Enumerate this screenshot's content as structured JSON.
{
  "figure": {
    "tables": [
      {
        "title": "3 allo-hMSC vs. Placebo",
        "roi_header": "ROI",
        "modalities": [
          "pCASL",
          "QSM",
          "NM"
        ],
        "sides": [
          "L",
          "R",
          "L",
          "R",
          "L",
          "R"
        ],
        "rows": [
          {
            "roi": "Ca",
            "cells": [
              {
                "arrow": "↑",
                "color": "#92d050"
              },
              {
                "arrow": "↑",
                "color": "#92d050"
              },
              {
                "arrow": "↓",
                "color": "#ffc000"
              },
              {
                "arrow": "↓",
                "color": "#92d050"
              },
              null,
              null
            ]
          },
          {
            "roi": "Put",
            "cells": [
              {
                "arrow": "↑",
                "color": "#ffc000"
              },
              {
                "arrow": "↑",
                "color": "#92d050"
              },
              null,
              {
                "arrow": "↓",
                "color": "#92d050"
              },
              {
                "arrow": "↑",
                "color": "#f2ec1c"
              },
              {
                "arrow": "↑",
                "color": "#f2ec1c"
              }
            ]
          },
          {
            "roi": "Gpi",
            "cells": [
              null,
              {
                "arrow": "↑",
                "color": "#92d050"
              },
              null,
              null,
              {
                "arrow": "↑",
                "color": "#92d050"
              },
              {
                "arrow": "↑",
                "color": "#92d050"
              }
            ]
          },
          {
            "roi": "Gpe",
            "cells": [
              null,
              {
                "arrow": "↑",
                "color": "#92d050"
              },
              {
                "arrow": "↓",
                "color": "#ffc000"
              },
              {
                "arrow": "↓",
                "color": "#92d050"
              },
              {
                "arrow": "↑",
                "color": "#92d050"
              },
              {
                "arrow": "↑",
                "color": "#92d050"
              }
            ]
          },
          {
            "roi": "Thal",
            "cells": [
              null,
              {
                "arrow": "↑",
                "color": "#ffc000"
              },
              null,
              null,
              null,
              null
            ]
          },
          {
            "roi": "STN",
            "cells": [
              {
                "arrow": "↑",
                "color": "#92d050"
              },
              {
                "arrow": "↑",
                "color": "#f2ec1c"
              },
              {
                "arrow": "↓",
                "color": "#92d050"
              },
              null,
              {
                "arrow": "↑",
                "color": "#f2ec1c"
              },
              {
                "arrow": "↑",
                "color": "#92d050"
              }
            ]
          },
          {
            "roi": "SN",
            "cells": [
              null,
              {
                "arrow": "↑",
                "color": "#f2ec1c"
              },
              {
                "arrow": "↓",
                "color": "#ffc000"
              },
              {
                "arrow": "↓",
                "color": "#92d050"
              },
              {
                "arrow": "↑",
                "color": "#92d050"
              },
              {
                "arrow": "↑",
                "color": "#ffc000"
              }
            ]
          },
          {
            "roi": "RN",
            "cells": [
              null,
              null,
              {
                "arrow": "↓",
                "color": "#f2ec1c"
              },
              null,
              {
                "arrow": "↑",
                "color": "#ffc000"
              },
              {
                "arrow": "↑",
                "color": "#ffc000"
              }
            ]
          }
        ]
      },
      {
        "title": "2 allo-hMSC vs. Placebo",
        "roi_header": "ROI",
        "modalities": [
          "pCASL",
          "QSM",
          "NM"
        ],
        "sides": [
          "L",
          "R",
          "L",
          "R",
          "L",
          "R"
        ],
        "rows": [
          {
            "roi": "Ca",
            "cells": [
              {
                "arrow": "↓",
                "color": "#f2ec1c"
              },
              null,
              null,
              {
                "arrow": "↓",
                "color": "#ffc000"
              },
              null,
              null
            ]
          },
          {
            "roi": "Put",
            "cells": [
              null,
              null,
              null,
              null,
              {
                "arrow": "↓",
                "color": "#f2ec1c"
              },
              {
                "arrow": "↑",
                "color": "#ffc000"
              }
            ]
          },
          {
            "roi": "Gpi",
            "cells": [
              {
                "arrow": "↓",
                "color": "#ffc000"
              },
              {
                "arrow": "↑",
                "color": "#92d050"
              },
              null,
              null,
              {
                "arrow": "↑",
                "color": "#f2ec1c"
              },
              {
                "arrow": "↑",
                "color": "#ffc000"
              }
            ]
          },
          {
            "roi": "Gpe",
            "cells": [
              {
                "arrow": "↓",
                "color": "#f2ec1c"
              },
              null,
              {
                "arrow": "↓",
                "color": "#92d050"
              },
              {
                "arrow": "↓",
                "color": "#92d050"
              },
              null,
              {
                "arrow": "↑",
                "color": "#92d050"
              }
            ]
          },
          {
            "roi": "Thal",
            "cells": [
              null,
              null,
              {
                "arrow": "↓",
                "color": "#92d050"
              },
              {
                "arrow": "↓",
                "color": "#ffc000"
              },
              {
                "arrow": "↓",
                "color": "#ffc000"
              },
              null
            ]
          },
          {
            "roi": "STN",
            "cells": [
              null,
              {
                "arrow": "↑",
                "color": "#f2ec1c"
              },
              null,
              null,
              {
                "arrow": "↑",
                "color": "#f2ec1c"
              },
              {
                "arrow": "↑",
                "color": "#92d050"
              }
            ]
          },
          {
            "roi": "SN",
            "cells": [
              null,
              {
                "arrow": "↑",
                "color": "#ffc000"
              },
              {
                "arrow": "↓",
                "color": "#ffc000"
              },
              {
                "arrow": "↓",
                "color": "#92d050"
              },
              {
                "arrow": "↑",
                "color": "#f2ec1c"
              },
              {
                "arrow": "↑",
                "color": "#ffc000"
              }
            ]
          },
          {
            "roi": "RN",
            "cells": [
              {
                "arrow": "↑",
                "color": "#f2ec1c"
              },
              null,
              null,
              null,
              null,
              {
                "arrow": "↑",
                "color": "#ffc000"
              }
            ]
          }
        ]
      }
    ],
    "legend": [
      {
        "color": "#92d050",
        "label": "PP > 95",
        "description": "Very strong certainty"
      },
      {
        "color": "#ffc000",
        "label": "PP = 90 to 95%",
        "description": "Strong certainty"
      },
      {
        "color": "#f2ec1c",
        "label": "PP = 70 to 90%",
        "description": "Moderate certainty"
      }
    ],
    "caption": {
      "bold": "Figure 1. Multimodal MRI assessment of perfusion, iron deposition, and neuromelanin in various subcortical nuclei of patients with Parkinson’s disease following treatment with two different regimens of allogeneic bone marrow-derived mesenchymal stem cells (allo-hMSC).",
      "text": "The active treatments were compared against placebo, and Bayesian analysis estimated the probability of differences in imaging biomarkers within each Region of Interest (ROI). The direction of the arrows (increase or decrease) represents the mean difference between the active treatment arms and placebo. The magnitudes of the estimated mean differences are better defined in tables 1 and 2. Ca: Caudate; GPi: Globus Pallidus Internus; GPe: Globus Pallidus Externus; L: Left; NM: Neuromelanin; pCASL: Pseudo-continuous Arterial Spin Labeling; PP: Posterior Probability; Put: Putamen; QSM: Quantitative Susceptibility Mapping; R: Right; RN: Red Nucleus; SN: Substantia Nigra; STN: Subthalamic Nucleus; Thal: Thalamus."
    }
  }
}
+ + +
* ABOUT THIS TASK:
The full material above needs to be returned unaltered.

* ANSWER BELOW:
Enumerate this screenshot's content as structured JSON.
{
  "figure": {
    "tables": [
      {
        "title": "3 allo-hMSC vs. Placebo",
        "roi_header": "ROI",
        "modalities": [
          "pCASL",
          "QSM",
          "NM"
        ],
        "sides": [
          "L",
          "R",
          "L",
          "R",
          "L",
          "R"
        ],
        "rows": [
          {
            "roi": "Ca",
            "cells": [
              {
                "arrow": "↑",
                "color": "#92d050"
              },
              {
                "arrow": "↑",
                "color": "#92d050"
              },
              {
                "arrow": "↓",
                "color": "#ffc000"
              },
              {
                "arrow": "↓",
                "color": "#92d050"
              },
              null,
              null
            ]
          },
          {
            "roi": "Put",
            "cells": [
              {
                "arrow": "↑",
                "color": "#ffc000"
              },
              {
                "arrow": "↑",
                "color": "#92d050"
              },
              null,
              {
                "arrow": "↓",
                "color": "#92d050"
              },
              {
                "arrow": "↑",
                "color": "#f2ec1c"
              },
              {
                "arrow": "↑",
                "color": "#f2ec1c"
              }
            ]
          },
          {
            "roi": "Gpi",
            "cells": [
              null,
              {
                "arrow": "↑",
                "color": "#92d050"
              },
              null,
              null,
              {
                "arrow": "↑",
                "color": "#92d050"
              },
              {
                "arrow": "↑",
                "color": "#92d050"
              }
            ]
          },
          {
            "roi": "Gpe",
            "cells": [
              null,
              {
                "arrow": "↑",
                "color": "#92d050"
              },
              {
                "arrow": "↓",
                "color": "#ffc000"
              },
              {
                "arrow": "↓",
                "color": "#92d050"
              },
              {
                "arrow": "↑",
                "color": "#92d050"
              },
              {
                "arrow": "↑",
                "color": "#92d050"
              }
            ]
          },
          {
            "roi": "Thal",
            "cells": [
              null,
              {
                "arrow": "↑",
                "color": "#ffc000"
              },
              null,
              null,
              null,
              null
            ]
          },
          {
            "roi": "STN",
            "cells": [
              {
                "arrow": "↑",
                "color": "#92d050"
              },
              {
                "arrow": "↑",
                "color": "#f2ec1c"
              },
              {
                "arrow": "↓",
                "color": "#92d050"
              },
              null,
              {
                "arrow": "↑",
                "color": "#f2ec1c"
              },
              {
                "arrow": "↑",
                "color": "#92d050"
              }
            ]
          },
          {
            "roi": "SN",
            "cells": [
              null,
              {
                "arrow": "↑",
                "color": "#f2ec1c"
              },
              {
                "arrow": "↓",
                "color": "#ffc000"
              },
              {
                "arrow": "↓",
                "color": "#92d050"
              },
              {
                "arrow": "↑",
                "color": "#92d050"
              },
              {
                "arrow": "↑",
                "color": "#ffc000"
              }
            ]
          },
          {
            "roi": "RN",
            "cells": [
              null,
              null,
              {
                "arrow": "↓",
                "color": "#f2ec1c"
              },
              null,
              {
                "arrow": "↑",
                "color": "#ffc000"
              },
              {
                "arrow": "↑",
                "color": "#ffc000"
              }
            ]
          }
        ]
      },
      {
        "title": "2 allo-hMSC vs. Placebo",
        "roi_header": "ROI",
        "modalities": [
          "pCASL",
          "QSM",
          "NM"
        ],
        "sides": [
          "L",
          "R",
          "L",
          "R",
          "L",
          "R"
        ],
        "rows": [
          {
            "roi": "Ca",
            "cells": [
              {
                "arrow": "↓",
                "color": "#f2ec1c"
              },
              null,
              null,
              {
                "arrow": "↓",
                "color": "#ffc000"
              },
              null,
              null
            ]
          },
          {
            "roi": "Put",
            "cells": [
              null,
              null,
              null,
              null,
              {
                "arrow": "↓",
                "color": "#f2ec1c"
              },
              {
                "arrow": "↑",
                "color": "#ffc000"
              }
            ]
          },
          {
            "roi": "Gpi",
            "cells": [
              {
                "arrow": "↓",
                "color": "#ffc000"
              },
              {
                "arrow": "↑",
                "color": "#92d050"
              },
              null,
              null,
              {
                "arrow": "↑",
                "color": "#f2ec1c"
              },
              {
                "arrow": "↑",
                "color": "#ffc000"
              }
            ]
          },
          {
            "roi": "Gpe",
            "cells": [
              {
                "arrow": "↓",
                "color": "#f2ec1c"
              },
              null,
              {
                "arrow": "↓",
                "color": "#92d050"
              },
              {
                "arrow": "↓",
                "color": "#92d050"
              },
              null,
              {
                "arrow": "↑",
                "color": "#92d050"
              }
            ]
          },
          {
            "roi": "Thal",
            "cells": [
              null,
              null,
              {
                "arrow": "↓",
                "color": "#92d050"
              },
              {
                "arrow": "↓",
                "color": "#ffc000"
              },
              {
                "arrow": "↓",
                "color": "#ffc000"
              },
              null
            ]
          },
          {
            "roi": "STN",
            "cells": [
              null,
              {
                "arrow": "↑",
                "color": "#f2ec1c"
              },
              null,
              null,
              {
                "arrow": "↑",
                "color": "#f2ec1c"
              },
              {
                "arrow": "↑",
                "color": "#92d050"
              }
            ]
          },
          {
            "roi": "SN",
            "cells": [
              null,
              {
                "arrow": "↑",
                "color": "#ffc000"
              },
              {
                "arrow": "↓",
                "color": "#ffc000"
              },
              {
                "arrow": "↓",
                "color": "#92d050"
              },
              {
                "arrow": "↑",
                "color": "#f2ec1c"
              },
              {
                "arrow": "↑",
                "color": "#ffc000"
              }
            ]
          },
          {
            "roi": "RN",
            "cells": [
              {
                "arrow": "↑",
                "color": "#f2ec1c"
              },
              null,
              null,
              null,
              null,
              {
                "arrow": "↑",
                "color": "#ffc000"
              }
            ]
          }
        ]
      }
    ],
    "legend": [
      {
        "color": "#92d050",
        "label": "PP > 95",
        "description": "Very strong certainty"
      },
      {
        "color": "#ffc000",
        "label": "PP = 90 to 95%",
        "description": "Strong certainty"
      },
      {
        "color": "#f2ec1c",
        "label": "PP = 70 to 90%",
        "description": "Moderate certainty"
      }
    ],
    "caption": {
      "bold": "Figure 1. Multimodal MRI assessment of perfusion, iron deposition, and neuromelanin in various subcortical nuclei of patients with Parkinson’s disease following treatment with two different regimens of allogeneic bone marrow-derived mesenchymal stem cells (allo-hMSC).",
      "text": "The active treatments were compared against placebo, and Bayesian analysis estimated the probability of differences in imaging biomarkers within each Region of Interest (ROI). The direction of the arrows (increase or decrease) represents the mean difference between the active treatment arms and placebo. The magnitudes of the estimated mean differences are better defined in tables 1 and 2. Ca: Caudate; GPi: Globus Pallidus Internus; GPe: Globus Pallidus Externus; L: Left; NM: Neuromelanin; pCASL: Pseudo-continuous Arterial Spin Labeling; PP: Posterior Probability; Put: Putamen; QSM: Quantitative Susceptibility Mapping; R: Right; RN: Red Nucleus; SN: Substantia Nigra; STN: Subthalamic Nucleus; Thal: Thalamus."
    }
  }
}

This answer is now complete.